| INPUT RECORDS |
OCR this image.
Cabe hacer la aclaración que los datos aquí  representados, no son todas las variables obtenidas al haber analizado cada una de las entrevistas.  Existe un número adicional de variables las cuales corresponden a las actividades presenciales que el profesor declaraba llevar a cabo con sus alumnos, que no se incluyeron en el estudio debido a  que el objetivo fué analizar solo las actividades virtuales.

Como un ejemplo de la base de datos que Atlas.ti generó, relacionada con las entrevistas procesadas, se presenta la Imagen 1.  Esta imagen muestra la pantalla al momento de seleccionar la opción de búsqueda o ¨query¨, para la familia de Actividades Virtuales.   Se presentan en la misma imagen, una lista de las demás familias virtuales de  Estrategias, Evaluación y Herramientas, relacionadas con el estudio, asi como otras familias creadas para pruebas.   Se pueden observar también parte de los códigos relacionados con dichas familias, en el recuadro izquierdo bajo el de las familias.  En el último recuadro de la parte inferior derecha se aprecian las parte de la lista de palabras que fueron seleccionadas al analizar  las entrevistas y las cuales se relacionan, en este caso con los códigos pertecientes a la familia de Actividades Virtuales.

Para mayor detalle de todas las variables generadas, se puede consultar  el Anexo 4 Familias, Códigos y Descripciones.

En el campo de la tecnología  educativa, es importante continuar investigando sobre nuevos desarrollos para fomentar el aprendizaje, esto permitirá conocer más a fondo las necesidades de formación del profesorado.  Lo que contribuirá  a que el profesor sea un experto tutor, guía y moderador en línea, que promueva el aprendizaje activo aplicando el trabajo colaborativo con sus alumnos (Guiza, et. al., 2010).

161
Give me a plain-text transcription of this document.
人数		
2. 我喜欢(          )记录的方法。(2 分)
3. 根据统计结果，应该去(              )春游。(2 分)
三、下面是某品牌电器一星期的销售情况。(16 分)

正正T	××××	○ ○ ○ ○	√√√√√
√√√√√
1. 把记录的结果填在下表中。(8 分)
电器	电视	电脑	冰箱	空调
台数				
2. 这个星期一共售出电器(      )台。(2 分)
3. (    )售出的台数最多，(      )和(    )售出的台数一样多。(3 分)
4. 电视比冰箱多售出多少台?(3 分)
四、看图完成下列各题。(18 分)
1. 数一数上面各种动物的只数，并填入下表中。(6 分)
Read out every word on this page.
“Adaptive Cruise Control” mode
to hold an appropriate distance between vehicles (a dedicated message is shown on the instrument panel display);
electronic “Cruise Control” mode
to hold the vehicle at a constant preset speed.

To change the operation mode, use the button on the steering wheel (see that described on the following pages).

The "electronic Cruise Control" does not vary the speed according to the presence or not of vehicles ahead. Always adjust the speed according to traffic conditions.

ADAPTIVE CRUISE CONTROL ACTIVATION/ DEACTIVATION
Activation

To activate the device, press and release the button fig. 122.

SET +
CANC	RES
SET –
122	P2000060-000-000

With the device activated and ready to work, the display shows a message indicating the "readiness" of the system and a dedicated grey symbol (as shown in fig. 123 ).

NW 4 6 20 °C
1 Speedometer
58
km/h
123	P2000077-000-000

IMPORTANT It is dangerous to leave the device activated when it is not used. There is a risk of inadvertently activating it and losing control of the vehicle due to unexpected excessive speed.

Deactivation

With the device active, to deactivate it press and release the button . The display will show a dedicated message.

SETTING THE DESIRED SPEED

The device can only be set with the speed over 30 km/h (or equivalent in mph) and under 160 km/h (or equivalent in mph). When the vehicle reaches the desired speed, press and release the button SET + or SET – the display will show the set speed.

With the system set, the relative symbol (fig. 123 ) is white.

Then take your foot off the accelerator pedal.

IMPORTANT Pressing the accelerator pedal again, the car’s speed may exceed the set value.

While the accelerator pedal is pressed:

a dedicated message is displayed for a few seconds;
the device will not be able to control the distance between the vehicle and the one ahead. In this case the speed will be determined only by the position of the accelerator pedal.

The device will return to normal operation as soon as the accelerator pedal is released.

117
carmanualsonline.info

| INSTRUCTIONS FOR THE TASK |
Each record above should be returned exactly as it appears.

| EXERCISE RESULT |
OCR this image.
Cabe hacer la aclaración que los datos aquí  representados, no son todas las variables obtenidas al haber analizado cada una de las entrevistas.  Existe un número adicional de variables las cuales corresponden a las actividades presenciales que el profesor declaraba llevar a cabo con sus alumnos, que no se incluyeron en el estudio debido a  que el objetivo fué analizar solo las actividades virtuales.

Como un ejemplo de la base de datos que Atlas.ti generó, relacionada con las entrevistas procesadas, se presenta la Imagen 1.  Esta imagen muestra la pantalla al momento de seleccionar la opción de búsqueda o ¨query¨, para la familia de Actividades Virtuales.   Se presentan en la misma imagen, una lista de las demás familias virtuales de  Estrategias, Evaluación y Herramientas, relacionadas con el estudio, asi como otras familias creadas para pruebas.   Se pueden observar también parte de los códigos relacionados con dichas familias, en el recuadro izquierdo bajo el de las familias.  En el último recuadro de la parte inferior derecha se aprecian las parte de la lista de palabras que fueron seleccionadas al analizar  las entrevistas y las cuales se relacionan, en este caso con los códigos pertecientes a la familia de Actividades Virtuales.

Para mayor detalle de todas las variables generadas, se puede consultar  el Anexo 4 Familias, Códigos y Descripciones.

En el campo de la tecnología  educativa, es importante continuar investigando sobre nuevos desarrollos para fomentar el aprendizaje, esto permitirá conocer más a fondo las necesidades de formación del profesorado.  Lo que contribuirá  a que el profesor sea un experto tutor, guía y moderador en línea, que promueva el aprendizaje activo aplicando el trabajo colaborativo con sus alumnos (Guiza, et. al., 2010).

161
Give me a plain-text transcription of this document.
人数		
2. 我喜欢(          )记录的方法。(2 分)
3. 根据统计结果，应该去(              )春游。(2 分)
三、下面是某品牌电器一星期的销售情况。(16 分)

正正T	××××	○ ○ ○ ○	√√√√√
√√√√√
1. 把记录的结果填在下表中。(8 分)
电器	电视	电脑	冰箱	空调
台数				
2. 这个星期一共售出电器(      )台。(2 分)
3. (    )售出的台数最多，(      )和(    )售出的台数一样多。(3 分)
4. 电视比冰箱多售出多少台?(3 分)
四、看图完成下列各题。(18 分)
1. 数一数上面各种动物的只数，并填入下表中。(6 分)
Read out every word on this page.
“Adaptive Cruise Control” mode
to hold an appropriate distance between vehicles (a dedicated message is shown on the instrument panel display);
electronic “Cruise Control” mode
to hold the vehicle at a constant preset speed.

To change the operation mode, use the button on the steering wheel (see that described on the following pages).

The "electronic Cruise Control" does not vary the speed according to the presence or not of vehicles ahead. Always adjust the speed according to traffic conditions.

ADAPTIVE CRUISE CONTROL ACTIVATION/ DEACTIVATION
Activation

To activate the device, press and release the button fig. 122.

SET +
CANC	RES
SET –
122	P2000060-000-000

With the device activated and ready to work, the display shows a message indicating the "readiness" of the system and a dedicated grey symbol (as shown in fig. 123 ).

NW 4 6 20 °C
1 Speedometer
58
km/h
123	P2000077-000-000

IMPORTANT It is dangerous to leave the device activated when it is not used. There is a risk of inadvertently activating it and losing control of the vehicle due to unexpected excessive speed.

Deactivation

With the device active, to deactivate it press and release the button . The display will show a dedicated message.

SETTING THE DESIRED SPEED

The device can only be set with the speed over 30 km/h (or equivalent in mph) and under 160 km/h (or equivalent in mph). When the vehicle reaches the desired speed, press and release the button SET + or SET – the display will show the set speed.

With the system set, the relative symbol (fig. 123 ) is white.

Then take your foot off the accelerator pedal.

IMPORTANT Pressing the accelerator pedal again, the car’s speed may exceed the set value.

While the accelerator pedal is pressed:

a dedicated message is displayed for a few seconds;
the device will not be able to control the distance between the vehicle and the one ahead. In this case the speed will be determined only by the position of the accelerator pedal.

The device will return to normal operation as soon as the accelerator pedal is released.

117
carmanualsonline.info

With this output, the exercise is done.